Cite literalmente a parte do texto sobre o setor de órteses e próteses que vai de "O comprometimento do" a "Ministério da Saúde.".

## TRECHO CITADO
..........

O comprometimento do governo nessa frente é importantíssimo, não há dúvida. Mas por não ser uma tarefa fácil, o engajamento do setor - por meio de ações dos órgãos regulatórios, de entidades do setor, de operadoras de planos de saúde, de hospitais e de profissionais do segmento - torna-se tão ou mais importante que as ações do governo. É necessário que toda a cadeia do setor deixe de trabalhar com empresas cujo comportamento contamina a ética médica, as normas legais de negócios e, principalmente, a saúde de pacientes em todo o Brasil. A certeza da impunidade precisa ser abandonada definitivamente e a criminalização dessa iniciativa, posta em prática. Responsáveis têm de ser punidos. E do ponto de vista comercial, é urgente que os preços desses materiais sejam postos à disposição, tal como já é feito com medicamentos pelo Ministério da Saúde.

Infelizmente, a conduta antiética identificada na falsificação de documentos, orçamentos e licitações e o pagamento de comissões a médicos por empresas fornecedoras se enraizaram nas operações do setor por mais de uma década. Empresas fabricantes de órteses e próteses dificultam a aquisição dos equipamentos por departamentos de compras de instituições de saúde para que possam oferecê-las diretamente aos médicos. Estes, se declinam de comissões, passam a sofrer outros assédios, como convites para participar de treinamentos técnicos oferecidos fora do País. O objetivo de viagens como essas é incentivar o profissional a se especializar no manuseio de certa marca, levando-o a evitar o uso de produtos de outros fabricantes.

..........

## DADOS REGISTRADOS
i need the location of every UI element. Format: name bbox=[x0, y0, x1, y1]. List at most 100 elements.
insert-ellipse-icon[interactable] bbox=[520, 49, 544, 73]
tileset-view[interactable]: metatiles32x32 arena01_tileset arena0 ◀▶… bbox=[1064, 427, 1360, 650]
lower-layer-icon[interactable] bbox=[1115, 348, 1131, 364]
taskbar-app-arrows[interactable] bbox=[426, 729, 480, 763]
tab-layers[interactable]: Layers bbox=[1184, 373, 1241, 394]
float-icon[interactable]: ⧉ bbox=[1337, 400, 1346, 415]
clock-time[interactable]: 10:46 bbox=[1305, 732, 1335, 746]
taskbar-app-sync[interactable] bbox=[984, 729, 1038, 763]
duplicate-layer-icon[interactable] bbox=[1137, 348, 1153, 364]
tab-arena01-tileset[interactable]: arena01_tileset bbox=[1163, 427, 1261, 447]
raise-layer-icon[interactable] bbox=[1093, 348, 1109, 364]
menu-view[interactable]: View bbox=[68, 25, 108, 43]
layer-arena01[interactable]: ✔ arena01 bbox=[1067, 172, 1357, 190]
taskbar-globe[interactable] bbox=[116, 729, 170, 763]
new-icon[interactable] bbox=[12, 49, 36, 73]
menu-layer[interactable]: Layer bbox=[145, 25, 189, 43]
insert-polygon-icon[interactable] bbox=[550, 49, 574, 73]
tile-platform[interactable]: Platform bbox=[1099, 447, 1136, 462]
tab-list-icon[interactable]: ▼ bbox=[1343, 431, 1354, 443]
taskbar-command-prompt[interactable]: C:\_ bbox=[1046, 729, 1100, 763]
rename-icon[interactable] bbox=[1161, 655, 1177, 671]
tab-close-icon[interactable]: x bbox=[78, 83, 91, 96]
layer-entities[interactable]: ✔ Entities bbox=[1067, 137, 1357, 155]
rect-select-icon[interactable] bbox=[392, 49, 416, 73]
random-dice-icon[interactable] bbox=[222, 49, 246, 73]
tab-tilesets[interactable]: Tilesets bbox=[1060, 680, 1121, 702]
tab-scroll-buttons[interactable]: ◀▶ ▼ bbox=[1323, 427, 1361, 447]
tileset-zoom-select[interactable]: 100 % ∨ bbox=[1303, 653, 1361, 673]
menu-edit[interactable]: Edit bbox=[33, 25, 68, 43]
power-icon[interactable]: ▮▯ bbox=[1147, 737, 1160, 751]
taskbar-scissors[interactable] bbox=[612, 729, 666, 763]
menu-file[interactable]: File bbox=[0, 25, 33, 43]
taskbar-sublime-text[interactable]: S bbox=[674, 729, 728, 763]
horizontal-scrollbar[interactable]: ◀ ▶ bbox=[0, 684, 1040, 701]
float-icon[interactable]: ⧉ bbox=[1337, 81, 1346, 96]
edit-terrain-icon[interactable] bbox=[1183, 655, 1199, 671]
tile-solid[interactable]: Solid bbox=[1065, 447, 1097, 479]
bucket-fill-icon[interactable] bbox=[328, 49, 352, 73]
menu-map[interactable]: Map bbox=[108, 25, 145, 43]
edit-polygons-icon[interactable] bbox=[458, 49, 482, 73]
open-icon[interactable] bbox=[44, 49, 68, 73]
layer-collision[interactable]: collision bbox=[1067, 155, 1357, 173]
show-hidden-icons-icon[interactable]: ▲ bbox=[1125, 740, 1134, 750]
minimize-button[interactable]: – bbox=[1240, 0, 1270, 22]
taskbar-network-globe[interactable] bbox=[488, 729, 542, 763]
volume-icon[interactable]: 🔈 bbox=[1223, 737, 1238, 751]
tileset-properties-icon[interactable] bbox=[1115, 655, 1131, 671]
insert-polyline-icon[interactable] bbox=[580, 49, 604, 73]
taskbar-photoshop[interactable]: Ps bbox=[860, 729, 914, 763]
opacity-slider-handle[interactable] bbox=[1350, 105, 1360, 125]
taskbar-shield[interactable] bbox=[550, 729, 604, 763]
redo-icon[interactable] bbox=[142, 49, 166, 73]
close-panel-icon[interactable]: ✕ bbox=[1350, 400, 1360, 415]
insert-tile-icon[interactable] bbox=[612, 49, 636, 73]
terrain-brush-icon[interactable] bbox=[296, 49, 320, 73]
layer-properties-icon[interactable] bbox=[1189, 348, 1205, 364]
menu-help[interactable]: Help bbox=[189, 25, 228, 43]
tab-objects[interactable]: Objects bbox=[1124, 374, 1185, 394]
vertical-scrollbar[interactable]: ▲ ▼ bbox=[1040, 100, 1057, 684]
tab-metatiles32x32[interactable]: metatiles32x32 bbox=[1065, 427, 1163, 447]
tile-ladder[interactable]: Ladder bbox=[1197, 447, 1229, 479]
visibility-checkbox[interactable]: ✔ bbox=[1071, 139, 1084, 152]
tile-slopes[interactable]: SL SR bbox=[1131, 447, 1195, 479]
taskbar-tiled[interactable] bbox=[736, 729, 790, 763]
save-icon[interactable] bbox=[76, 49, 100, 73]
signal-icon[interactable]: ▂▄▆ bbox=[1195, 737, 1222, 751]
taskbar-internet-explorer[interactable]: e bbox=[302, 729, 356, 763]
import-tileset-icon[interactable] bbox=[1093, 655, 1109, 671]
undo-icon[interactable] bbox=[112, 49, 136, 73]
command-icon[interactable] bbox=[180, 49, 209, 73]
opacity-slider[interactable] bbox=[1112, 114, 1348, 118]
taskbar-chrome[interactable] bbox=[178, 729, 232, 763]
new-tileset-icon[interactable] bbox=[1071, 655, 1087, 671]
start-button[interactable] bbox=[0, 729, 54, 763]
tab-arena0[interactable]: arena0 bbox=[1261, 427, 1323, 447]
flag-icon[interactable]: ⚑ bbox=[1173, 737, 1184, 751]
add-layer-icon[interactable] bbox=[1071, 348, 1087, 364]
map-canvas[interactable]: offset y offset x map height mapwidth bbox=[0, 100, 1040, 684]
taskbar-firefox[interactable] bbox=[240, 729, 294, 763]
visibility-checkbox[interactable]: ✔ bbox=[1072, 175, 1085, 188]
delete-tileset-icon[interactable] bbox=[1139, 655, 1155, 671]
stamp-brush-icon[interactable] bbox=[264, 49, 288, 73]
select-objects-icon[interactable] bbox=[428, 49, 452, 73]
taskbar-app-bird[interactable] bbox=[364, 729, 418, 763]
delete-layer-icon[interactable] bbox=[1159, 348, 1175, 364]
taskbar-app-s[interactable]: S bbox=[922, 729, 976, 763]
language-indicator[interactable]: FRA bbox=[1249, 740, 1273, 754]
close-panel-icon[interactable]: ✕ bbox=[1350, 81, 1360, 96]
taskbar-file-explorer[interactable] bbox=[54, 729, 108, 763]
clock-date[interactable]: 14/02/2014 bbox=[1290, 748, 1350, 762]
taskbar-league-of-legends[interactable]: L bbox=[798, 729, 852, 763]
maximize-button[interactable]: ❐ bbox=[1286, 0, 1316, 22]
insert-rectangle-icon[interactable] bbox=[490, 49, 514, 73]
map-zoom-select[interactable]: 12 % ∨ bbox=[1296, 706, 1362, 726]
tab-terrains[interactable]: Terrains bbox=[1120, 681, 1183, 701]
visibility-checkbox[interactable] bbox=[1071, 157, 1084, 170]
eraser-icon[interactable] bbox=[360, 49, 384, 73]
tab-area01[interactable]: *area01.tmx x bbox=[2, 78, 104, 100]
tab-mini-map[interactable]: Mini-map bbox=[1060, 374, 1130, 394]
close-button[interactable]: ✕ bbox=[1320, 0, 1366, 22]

..........

## RESULTADO DO EXERCÍCIO
O comprometimento do governo nessa frente é importantíssimo, não há dúvida. Mas por não ser uma tarefa fácil, o engajamento do setor - por meio de ações dos órgãos regulatórios, de entidades do setor, de operadoras de planos de saúde, de hospitais e de profissionais do segmento - torna-se tão ou mais importante que as ações do governo. É necessário que toda a cadeia do setor deixe de trabalhar com empresas cujo comportamento contamina a ética médica, as normas legais de negócios e, principalmente, a saúde de pacientes em todo o Brasil. A certeza da impunidade precisa ser abandonada definitivamente e a criminalização dessa iniciativa, posta em prática. Responsáveis têm de ser punidos. E do ponto de vista comercial, é urgente que os preços desses materiais sejam postos à disposição, tal como já é feito com medicamentos pelo Ministério da Saúde.